-- RECORDS FOR THIS TASK --

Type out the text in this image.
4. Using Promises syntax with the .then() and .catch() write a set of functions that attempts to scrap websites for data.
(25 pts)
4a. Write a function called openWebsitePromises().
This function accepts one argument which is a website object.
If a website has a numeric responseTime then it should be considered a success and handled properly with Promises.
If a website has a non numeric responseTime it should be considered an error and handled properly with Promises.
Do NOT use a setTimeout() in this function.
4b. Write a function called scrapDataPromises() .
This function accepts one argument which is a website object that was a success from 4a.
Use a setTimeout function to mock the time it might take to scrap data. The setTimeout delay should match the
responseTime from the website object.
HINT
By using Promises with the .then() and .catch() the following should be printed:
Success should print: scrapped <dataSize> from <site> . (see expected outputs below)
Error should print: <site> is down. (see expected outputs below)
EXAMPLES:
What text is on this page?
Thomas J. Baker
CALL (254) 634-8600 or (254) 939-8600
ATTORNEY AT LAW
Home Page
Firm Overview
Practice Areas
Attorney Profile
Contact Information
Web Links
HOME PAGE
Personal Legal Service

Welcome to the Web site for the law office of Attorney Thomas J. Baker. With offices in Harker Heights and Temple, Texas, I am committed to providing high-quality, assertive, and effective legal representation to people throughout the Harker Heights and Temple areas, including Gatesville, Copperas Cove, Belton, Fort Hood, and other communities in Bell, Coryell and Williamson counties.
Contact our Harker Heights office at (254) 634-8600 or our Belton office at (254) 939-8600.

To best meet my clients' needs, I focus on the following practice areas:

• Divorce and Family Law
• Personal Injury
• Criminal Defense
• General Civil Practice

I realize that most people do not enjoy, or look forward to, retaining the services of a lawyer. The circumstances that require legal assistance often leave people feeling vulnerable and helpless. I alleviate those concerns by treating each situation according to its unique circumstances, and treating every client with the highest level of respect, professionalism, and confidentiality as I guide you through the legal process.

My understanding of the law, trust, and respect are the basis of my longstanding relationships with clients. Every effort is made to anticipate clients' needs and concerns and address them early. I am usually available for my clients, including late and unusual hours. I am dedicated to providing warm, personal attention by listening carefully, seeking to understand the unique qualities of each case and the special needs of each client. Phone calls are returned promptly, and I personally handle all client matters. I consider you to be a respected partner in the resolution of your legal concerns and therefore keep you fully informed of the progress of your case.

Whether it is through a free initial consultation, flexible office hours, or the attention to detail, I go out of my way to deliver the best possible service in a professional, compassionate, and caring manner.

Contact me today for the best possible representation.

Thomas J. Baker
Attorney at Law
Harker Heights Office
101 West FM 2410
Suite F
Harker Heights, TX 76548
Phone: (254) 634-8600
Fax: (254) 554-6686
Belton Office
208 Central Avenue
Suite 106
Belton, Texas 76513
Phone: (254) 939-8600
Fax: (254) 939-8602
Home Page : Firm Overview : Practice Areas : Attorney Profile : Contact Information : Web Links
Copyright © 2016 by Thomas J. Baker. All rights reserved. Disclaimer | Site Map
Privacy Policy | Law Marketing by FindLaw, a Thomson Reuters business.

-- AIM --
Check each line of the entries for the string "Links". Copy the lines that have it.

-- RESPONSE TO THIS TASK --
Web Links
Home Page : Firm Overview : Practice Areas : Attorney Profile : Contact Information : Web Links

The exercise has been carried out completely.